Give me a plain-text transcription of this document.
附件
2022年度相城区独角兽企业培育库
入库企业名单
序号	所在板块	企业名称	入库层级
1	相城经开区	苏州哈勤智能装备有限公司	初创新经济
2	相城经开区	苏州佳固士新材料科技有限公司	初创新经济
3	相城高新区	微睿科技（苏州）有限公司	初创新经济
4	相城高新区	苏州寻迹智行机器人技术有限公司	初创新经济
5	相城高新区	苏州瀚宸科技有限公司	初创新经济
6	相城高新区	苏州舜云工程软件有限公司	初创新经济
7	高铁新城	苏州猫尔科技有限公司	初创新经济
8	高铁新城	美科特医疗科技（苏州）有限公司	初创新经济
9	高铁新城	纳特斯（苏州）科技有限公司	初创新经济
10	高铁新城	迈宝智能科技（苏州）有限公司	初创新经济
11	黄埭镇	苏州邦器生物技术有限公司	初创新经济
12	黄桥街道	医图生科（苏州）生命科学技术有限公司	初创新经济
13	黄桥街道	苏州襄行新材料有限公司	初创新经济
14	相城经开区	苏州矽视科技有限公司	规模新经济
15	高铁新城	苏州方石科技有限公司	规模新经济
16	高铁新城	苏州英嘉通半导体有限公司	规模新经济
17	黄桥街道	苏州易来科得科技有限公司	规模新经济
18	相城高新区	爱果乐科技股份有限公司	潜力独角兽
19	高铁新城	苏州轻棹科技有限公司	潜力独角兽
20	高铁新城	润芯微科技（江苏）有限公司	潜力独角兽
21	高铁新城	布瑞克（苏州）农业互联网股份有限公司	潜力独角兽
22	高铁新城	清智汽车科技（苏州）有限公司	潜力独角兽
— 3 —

- [Stated problem]: Out of the material above, select every line that holds the string "相城高新区".

- [Written solution]:
3	相城高新区	微睿科技（苏州）有限公司	初创新经济
4	相城高新区	苏州寻迹智行机器人技术有限公司	初创新经济
5	相城高新区	苏州瀚宸科技有限公司	初创新经济
6	相城高新区	苏州舜云工程软件有限公司	初创新经济
18	相城高新区	爱果乐科技股份有限公司	潜力独角兽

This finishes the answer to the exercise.